PROBLEM DESCRIPTION
Transcribe all of the records word for word, but omit the pictures.

AVAILABLE DATA
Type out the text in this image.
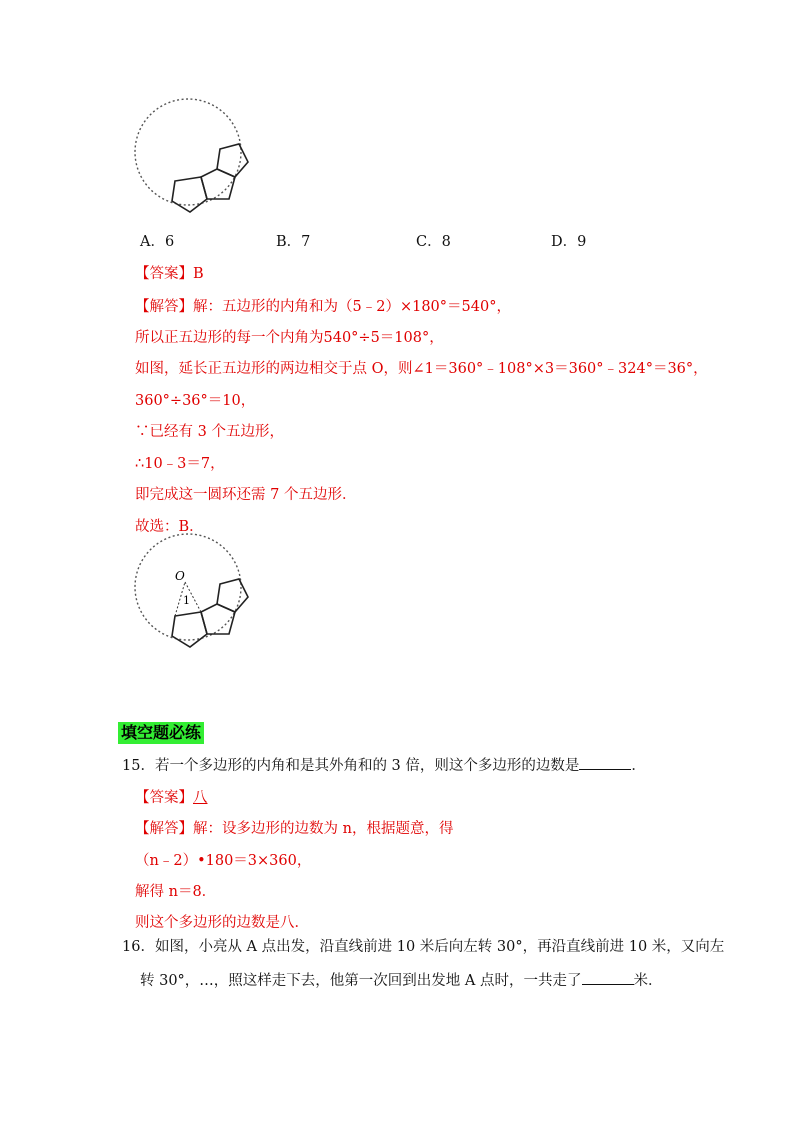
A．6	B．7	C．8	D．9
【答案】B
【解答】解：五边形的内角和为（5﹣2）×180°＝540°，
所以正五边形的每一个内角为540°÷5＝108°，
如图，延长正五边形的两边相交于点 O，则∠1＝360°﹣108°×3＝360°﹣324°＝36°，
360°÷36°＝10，
∵已经有 3 个五边形，
∴10﹣3＝7，
即完成这一圆环还需 7 个五边形．
故选：B．
O
1
填空题必练
15．若一个多边形的内角和是其外角和的 3 倍，则这个多边形的边数是	．
【答案】八
【解答】解：设多边形的边数为 n，根据题意，得
（n﹣2）•180＝3×360，
解得 n＝8．
则这个多边形的边数是八．
16．如图，小亮从 A 点出发，沿直线前进 10 米后向左转 30°，再沿直线前进 10 米，又向左
转 30°，…，照这样走下去，他第一次回到出发地 A 点时，一共走了	米．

WRITTEN RESPONSE
Type out the text in this image.
A．6	B．7	C．8	D．9
【答案】B
【解答】解：五边形的内角和为（5﹣2）×180°＝540°，
所以正五边形的每一个内角为540°÷5＝108°，
如图，延长正五边形的两边相交于点 O，则∠1＝360°﹣108°×3＝360°﹣324°＝36°，
360°÷36°＝10，
∵已经有 3 个五边形，
∴10﹣3＝7，
即完成这一圆环还需 7 个五边形．
故选：B．
O
1
填空题必练
15．若一个多边形的内角和是其外角和的 3 倍，则这个多边形的边数是	．
【答案】八
【解答】解：设多边形的边数为 n，根据题意，得
（n﹣2）•180＝3×360，
解得 n＝8．
则这个多边形的边数是八．
16．如图，小亮从 A 点出发，沿直线前进 10 米后向左转 30°，再沿直线前进 10 米，又向左
转 30°，…，照这样走下去，他第一次回到出发地 A 点时，一共走了	米．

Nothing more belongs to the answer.